Stored rows:
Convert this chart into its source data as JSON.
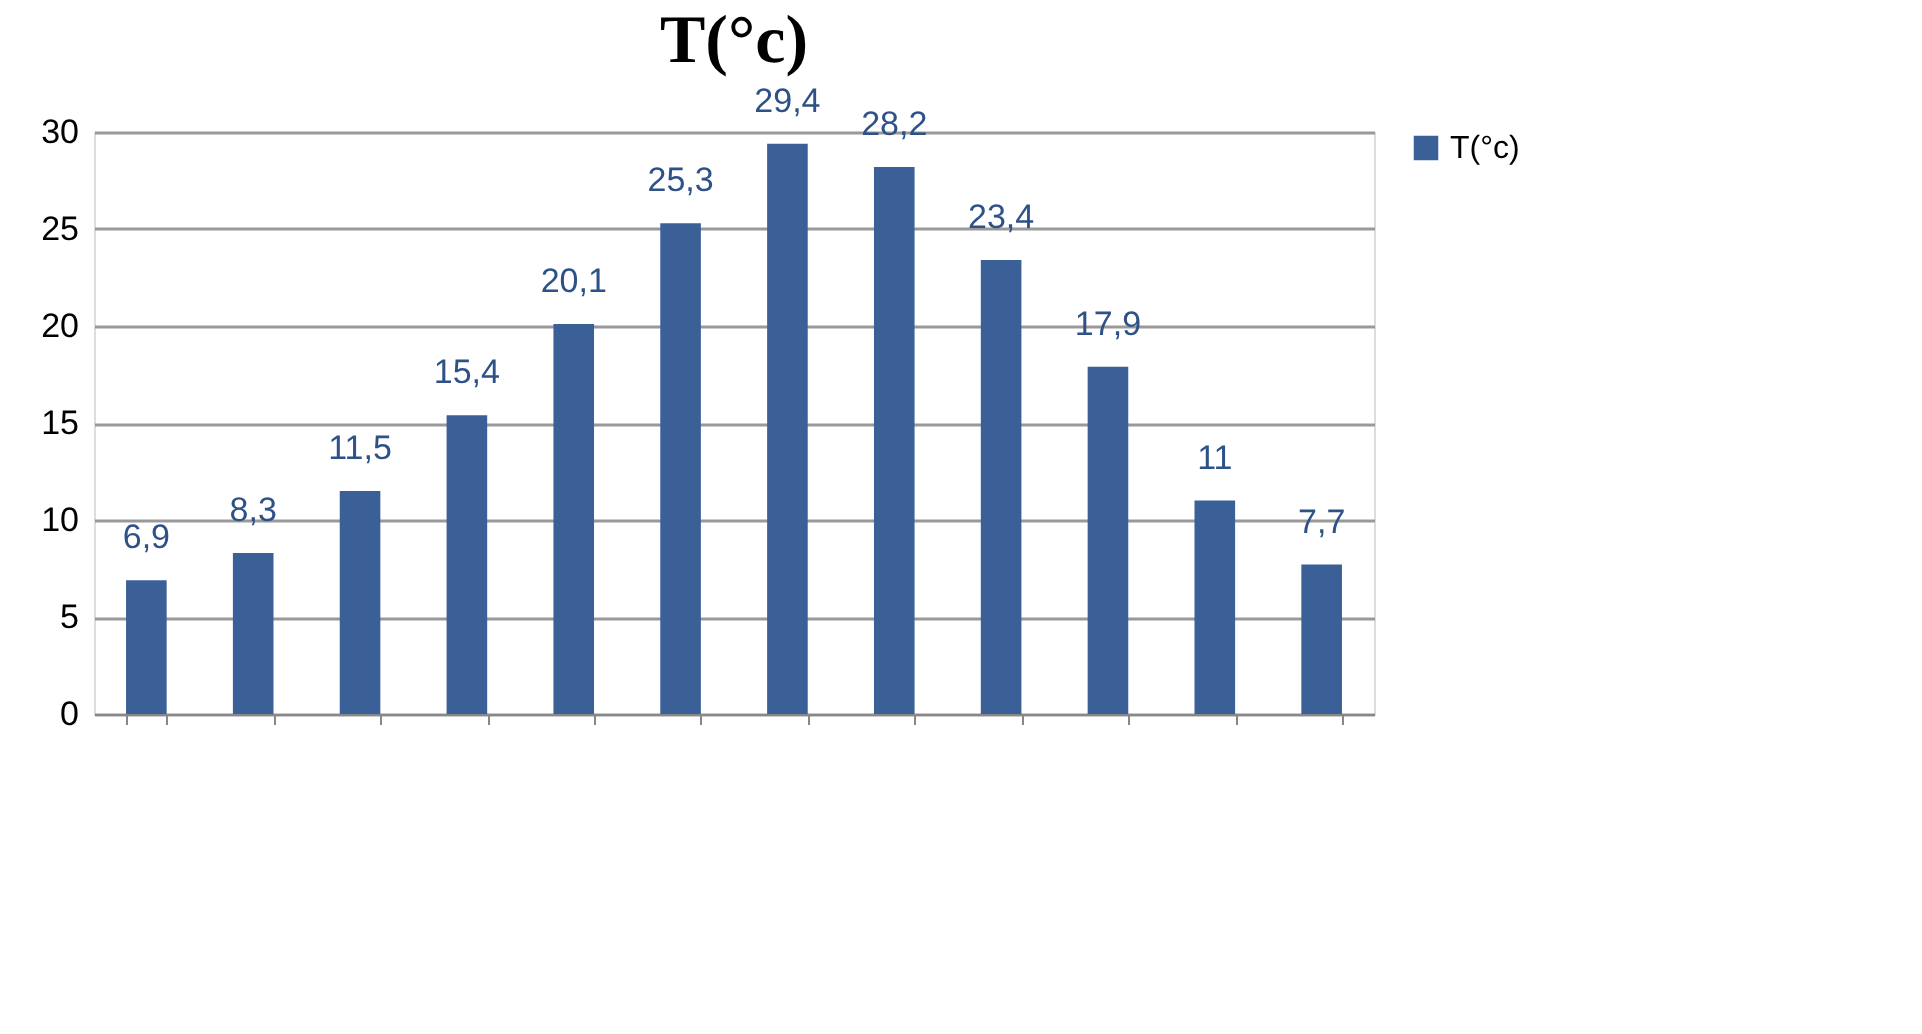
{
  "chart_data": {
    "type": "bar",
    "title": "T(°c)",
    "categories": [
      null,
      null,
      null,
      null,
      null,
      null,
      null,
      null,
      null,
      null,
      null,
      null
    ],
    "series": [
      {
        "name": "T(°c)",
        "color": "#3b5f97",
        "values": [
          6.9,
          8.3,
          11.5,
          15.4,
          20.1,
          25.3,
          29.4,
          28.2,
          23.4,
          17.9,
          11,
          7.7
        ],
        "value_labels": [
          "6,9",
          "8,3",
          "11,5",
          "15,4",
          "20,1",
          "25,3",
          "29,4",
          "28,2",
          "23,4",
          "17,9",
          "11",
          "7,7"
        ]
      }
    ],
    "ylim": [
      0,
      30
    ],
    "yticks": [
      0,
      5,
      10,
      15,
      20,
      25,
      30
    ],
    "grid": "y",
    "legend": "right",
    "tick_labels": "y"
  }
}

The problem: Repeat the records in full, exactly as they appear, without the pictures.

Response to this exercise:
Convert this chart into its source data as JSON.
{
  "chart_data": {
    "type": "bar",
    "title": "T(°c)",
    "categories": [
      null,
      null,
      null,
      null,
      null,
      null,
      null,
      null,
      null,
      null,
      null,
      null
    ],
    "series": [
      {
        "name": "T(°c)",
        "color": "#3b5f97",
        "values": [
          6.9,
          8.3,
          11.5,
          15.4,
          20.1,
          25.3,
          29.4,
          28.2,
          23.4,
          17.9,
          11,
          7.7
        ],
        "value_labels": [
          "6,9",
          "8,3",
          "11,5",
          "15,4",
          "20,1",
          "25,3",
          "29,4",
          "28,2",
          "23,4",
          "17,9",
          "11",
          "7,7"
        ]
      }
    ],
    "ylim": [
      0,
      30
    ],
    "yticks": [
      0,
      5,
      10,
      15,
      20,
      25,
      30
    ],
    "grid": "y",
    "legend": "right",
    "tick_labels": "y"
  }
}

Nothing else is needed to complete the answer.